- _PROBLEM TO SOLVE_: Give back the full listing, character for character, with no pictures.

** Begin RECORD EXTRACTS **

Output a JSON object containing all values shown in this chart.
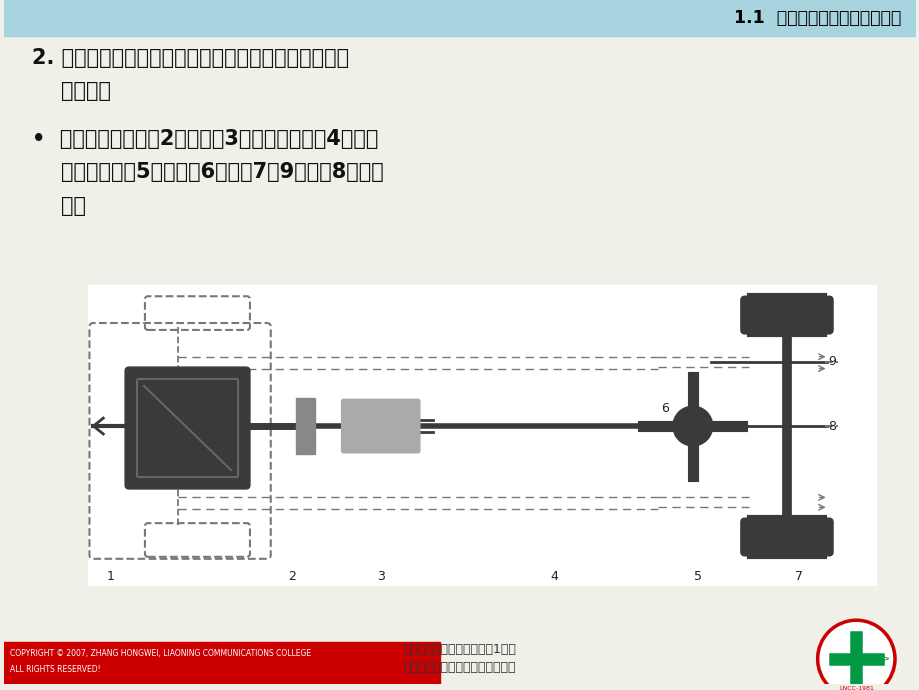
{
  "bg_color": "#f0efe8",
  "header_bg": "#a8d4e0",
  "header_text": "1.1  汽车底盘的基本组成和功用",
  "header_text_color": "#000000",
  "title_line1": "2. 传动系：从发动机到驱动车轮之间所有动力传递装置",
  "title_line2": "    的总称。",
  "bullet_line1": "•  组成：包括离合器2、变速器3、万向传动装置4、驱动",
  "bullet_line2": "    桥（主减速器5、差速器6、半轴7和9、桥壳8）等组",
  "bullet_line3": "    成。",
  "footer_center_line1": "汽车底盘电控系统检修项目1汽车",
  "footer_center_line2": "底盘概述及汽车维修基本知识课件",
  "footer_left_bg": "#cc0000",
  "footer_left_line1": "COPYRIGHT © 2007, ZHANG HONGWEI, LIAONING COMMUNICATIONS COLLEGE",
  "footer_left_line2": "ALL RIGHTS RESERVED!",
  "footer_left_text_color": "#ffffff",
  "main_text_color": "#111111",
  "diagram_bg": "#ffffff",
  "dark_part": "#3a3a3a",
  "gray_part": "#888888",
  "light_gray": "#aaaaaa",
  "dash_color": "#777777",
  "label_color": "#222222"
}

** End RECORD EXTRACTS **

- _ANSWER IN FULL_:
Output a JSON object containing all values shown in this chart.
{
  "bg_color": "#f0efe8",
  "header_bg": "#a8d4e0",
  "header_text": "1.1  汽车底盘的基本组成和功用",
  "header_text_color": "#000000",
  "title_line1": "2. 传动系：从发动机到驱动车轮之间所有动力传递装置",
  "title_line2": "    的总称。",
  "bullet_line1": "•  组成：包括离合器2、变速器3、万向传动装置4、驱动",
  "bullet_line2": "    桥（主减速器5、差速器6、半轴7和9、桥壳8）等组",
  "bullet_line3": "    成。",
  "footer_center_line1": "汽车底盘电控系统检修项目1汽车",
  "footer_center_line2": "底盘概述及汽车维修基本知识课件",
  "footer_left_bg": "#cc0000",
  "footer_left_line1": "COPYRIGHT © 2007, ZHANG HONGWEI, LIAONING COMMUNICATIONS COLLEGE",
  "footer_left_line2": "ALL RIGHTS RESERVED!",
  "footer_left_text_color": "#ffffff",
  "main_text_color": "#111111",
  "diagram_bg": "#ffffff",
  "dark_part": "#3a3a3a",
  "gray_part": "#888888",
  "light_gray": "#aaaaaa",
  "dash_color": "#777777",
  "label_color": "#222222"
}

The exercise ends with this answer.